**Written exercise**. Scan the entries below and extract each line with the word "xlabel" in it.

(Figure collection entries)
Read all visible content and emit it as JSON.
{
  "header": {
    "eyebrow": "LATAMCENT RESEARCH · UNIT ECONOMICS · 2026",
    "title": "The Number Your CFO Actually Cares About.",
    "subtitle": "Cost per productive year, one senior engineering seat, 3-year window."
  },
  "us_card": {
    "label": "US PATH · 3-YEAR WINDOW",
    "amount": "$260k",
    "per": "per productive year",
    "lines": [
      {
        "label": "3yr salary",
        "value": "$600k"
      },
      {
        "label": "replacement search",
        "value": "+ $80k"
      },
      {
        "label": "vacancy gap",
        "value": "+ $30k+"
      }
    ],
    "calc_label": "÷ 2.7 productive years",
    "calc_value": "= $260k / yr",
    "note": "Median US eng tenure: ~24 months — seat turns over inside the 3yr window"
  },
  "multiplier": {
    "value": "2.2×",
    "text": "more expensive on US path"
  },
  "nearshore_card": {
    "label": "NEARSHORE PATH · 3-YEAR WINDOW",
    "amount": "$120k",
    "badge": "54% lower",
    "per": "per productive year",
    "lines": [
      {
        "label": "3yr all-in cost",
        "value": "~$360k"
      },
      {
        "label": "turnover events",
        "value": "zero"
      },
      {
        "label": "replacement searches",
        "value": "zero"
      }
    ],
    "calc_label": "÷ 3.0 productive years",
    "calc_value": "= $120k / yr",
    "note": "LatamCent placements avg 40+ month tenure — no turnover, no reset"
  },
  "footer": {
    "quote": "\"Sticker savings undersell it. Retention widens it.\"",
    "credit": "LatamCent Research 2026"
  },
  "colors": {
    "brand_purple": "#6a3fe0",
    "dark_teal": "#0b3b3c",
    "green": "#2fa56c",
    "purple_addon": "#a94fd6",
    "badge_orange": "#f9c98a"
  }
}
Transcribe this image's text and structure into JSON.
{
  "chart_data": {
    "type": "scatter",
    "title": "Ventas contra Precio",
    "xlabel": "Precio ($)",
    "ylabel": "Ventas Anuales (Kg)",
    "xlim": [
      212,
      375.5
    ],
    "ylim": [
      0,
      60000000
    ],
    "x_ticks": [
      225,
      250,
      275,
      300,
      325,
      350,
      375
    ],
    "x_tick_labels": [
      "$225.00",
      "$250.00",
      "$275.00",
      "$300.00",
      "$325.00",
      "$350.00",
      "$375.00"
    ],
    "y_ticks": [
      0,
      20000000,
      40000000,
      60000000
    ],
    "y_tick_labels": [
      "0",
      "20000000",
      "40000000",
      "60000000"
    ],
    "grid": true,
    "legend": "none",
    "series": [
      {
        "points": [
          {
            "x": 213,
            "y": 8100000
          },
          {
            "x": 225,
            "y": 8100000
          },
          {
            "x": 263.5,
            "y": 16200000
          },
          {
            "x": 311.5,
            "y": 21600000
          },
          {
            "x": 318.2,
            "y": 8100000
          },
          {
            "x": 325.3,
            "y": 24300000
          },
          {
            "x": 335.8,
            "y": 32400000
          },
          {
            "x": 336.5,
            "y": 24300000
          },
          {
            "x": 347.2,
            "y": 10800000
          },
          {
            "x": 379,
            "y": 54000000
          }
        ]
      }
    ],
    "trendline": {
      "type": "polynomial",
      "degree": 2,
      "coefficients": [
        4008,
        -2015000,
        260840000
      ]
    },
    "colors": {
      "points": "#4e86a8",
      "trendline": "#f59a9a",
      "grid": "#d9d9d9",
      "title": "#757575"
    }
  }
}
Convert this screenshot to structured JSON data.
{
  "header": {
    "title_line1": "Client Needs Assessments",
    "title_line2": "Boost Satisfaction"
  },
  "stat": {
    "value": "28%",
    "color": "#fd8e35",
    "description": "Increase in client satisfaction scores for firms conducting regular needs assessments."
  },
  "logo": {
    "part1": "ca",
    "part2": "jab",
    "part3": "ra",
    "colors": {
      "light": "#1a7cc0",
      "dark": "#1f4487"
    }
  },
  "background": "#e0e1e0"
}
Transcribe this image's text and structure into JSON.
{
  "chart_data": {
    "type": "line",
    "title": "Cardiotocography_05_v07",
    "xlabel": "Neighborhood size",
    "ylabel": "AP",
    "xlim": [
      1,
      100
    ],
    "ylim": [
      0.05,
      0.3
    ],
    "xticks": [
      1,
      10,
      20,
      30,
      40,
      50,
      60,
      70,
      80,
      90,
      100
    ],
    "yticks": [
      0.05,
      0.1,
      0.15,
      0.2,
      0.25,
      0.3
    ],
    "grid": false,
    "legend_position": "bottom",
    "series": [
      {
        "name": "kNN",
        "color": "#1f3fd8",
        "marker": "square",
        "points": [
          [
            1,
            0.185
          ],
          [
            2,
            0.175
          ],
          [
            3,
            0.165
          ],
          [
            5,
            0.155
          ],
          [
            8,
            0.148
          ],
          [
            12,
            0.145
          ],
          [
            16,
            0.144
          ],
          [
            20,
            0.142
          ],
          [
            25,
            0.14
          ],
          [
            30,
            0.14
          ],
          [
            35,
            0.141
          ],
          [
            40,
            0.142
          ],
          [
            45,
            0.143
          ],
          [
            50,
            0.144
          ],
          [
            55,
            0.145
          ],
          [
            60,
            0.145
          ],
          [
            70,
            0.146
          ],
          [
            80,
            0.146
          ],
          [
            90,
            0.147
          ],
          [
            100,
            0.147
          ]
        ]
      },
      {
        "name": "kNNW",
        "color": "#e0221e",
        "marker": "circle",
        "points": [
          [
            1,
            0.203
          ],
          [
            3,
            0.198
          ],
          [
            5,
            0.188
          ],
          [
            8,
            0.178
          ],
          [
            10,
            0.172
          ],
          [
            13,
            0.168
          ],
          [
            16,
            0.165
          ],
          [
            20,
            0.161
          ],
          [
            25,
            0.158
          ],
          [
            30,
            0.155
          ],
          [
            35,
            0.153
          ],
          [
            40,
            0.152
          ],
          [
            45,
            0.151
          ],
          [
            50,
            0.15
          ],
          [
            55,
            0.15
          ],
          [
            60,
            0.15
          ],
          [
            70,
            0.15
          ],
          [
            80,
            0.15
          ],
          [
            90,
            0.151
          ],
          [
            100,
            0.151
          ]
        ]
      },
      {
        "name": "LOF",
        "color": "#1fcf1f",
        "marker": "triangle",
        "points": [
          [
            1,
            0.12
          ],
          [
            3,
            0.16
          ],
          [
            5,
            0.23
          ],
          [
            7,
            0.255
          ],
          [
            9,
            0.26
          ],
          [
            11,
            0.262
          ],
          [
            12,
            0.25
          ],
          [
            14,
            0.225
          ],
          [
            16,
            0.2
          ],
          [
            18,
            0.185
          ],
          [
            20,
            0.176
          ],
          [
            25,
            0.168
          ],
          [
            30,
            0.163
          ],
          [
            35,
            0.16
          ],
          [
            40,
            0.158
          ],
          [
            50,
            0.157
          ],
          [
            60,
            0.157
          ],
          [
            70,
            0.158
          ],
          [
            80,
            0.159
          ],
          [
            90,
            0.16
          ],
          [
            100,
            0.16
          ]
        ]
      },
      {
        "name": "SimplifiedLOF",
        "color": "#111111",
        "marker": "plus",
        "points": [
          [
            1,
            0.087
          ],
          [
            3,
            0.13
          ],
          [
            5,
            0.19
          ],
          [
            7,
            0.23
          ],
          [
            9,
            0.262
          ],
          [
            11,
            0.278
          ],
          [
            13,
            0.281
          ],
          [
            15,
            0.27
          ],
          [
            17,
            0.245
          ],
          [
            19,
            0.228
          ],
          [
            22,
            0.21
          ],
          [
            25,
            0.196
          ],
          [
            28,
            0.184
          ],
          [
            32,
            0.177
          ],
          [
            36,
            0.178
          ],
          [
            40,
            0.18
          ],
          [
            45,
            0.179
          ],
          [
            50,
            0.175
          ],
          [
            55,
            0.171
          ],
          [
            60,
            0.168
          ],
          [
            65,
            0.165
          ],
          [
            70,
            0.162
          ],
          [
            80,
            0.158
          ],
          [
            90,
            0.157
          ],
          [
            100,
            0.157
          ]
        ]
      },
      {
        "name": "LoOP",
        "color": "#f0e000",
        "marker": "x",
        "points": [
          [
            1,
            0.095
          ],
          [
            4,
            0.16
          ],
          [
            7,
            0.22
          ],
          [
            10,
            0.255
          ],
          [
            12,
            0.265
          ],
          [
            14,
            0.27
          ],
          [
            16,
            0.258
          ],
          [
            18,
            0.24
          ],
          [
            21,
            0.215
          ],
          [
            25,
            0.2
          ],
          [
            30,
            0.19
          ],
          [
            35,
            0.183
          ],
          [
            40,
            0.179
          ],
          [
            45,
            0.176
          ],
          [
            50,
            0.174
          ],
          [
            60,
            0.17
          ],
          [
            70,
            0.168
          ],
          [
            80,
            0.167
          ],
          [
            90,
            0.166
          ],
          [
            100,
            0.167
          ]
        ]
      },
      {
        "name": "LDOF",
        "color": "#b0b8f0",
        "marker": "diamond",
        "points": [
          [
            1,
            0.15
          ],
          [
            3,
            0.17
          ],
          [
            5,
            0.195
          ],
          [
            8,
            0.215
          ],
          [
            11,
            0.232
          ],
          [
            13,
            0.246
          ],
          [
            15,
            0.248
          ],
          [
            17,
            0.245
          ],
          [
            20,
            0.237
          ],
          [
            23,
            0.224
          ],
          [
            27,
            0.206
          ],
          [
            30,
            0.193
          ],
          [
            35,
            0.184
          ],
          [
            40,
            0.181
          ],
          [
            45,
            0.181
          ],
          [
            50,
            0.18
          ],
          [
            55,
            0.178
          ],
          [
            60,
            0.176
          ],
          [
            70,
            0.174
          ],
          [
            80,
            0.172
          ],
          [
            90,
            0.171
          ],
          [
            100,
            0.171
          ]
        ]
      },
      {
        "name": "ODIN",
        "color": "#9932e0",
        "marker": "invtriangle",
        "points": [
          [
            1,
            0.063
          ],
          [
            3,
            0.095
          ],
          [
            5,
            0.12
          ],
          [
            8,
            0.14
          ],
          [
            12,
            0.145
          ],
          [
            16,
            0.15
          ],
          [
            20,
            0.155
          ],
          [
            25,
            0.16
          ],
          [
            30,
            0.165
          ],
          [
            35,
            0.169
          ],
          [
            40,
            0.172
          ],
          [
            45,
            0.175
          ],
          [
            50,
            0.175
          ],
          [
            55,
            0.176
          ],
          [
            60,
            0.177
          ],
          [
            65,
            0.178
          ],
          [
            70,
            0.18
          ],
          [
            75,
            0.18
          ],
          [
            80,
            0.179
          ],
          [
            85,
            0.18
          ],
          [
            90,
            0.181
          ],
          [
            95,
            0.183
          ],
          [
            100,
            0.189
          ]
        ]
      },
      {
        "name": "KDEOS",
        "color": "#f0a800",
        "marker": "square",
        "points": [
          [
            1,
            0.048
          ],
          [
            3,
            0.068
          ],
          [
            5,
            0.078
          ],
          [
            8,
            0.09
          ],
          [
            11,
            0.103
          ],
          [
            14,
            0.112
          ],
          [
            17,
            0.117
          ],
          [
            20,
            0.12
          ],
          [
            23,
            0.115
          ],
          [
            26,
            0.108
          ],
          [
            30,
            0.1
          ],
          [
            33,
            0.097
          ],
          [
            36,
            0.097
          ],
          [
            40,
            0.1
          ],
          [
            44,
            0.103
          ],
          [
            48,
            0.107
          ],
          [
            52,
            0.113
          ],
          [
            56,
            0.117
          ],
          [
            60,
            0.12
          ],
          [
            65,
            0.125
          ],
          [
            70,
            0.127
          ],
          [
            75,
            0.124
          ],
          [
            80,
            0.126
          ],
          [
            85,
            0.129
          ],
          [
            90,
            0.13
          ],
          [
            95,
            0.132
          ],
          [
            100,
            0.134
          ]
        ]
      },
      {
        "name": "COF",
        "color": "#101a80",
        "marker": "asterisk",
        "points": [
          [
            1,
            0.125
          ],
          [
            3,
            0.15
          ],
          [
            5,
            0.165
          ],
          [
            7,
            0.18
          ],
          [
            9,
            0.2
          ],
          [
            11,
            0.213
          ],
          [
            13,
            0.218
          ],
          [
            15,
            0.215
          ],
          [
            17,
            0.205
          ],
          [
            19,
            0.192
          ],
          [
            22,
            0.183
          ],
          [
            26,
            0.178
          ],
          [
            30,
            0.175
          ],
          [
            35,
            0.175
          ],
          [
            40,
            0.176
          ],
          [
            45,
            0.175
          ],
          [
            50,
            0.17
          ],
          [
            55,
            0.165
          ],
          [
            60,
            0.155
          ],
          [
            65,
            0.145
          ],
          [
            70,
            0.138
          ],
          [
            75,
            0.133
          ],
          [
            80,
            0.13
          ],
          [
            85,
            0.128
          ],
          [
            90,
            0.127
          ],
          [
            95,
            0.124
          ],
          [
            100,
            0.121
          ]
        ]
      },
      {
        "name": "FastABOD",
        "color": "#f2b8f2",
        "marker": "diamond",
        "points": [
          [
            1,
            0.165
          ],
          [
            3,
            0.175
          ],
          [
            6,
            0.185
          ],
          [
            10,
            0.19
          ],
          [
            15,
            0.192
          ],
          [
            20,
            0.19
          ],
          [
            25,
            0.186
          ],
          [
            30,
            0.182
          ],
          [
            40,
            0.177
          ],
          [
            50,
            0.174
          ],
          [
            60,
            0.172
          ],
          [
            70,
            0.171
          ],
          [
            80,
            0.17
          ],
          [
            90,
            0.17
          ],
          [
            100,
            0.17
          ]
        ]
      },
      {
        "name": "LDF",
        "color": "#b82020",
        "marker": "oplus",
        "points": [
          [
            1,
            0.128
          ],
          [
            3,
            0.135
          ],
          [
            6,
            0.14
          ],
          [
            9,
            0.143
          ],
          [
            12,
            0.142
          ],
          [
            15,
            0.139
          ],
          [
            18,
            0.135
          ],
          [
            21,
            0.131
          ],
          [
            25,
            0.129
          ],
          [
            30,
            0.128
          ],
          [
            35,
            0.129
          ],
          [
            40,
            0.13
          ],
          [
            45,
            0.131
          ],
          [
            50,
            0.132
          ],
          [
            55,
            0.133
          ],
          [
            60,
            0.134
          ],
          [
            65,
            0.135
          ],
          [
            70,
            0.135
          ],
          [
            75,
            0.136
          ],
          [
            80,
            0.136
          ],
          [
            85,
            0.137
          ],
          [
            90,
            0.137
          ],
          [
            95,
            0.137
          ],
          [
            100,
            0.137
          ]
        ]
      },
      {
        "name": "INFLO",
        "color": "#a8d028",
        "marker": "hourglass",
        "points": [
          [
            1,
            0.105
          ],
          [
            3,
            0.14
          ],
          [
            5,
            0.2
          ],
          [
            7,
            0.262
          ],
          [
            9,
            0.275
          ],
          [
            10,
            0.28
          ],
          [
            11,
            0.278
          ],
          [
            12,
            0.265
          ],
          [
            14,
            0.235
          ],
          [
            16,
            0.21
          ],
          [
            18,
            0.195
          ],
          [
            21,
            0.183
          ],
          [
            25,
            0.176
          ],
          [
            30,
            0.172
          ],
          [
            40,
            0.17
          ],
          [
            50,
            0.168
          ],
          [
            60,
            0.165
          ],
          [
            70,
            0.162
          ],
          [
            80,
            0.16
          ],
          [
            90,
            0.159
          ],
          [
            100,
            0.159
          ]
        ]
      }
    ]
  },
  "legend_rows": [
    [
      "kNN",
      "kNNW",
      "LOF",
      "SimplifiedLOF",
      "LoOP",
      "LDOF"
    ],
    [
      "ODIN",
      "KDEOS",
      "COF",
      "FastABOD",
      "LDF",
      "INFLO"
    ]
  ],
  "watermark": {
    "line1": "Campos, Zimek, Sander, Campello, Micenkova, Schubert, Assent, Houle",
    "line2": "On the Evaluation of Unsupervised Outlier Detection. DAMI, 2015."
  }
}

**Answer**.
    "xlabel": "Precio ($)",
    "xlabel": "Neighborhood size",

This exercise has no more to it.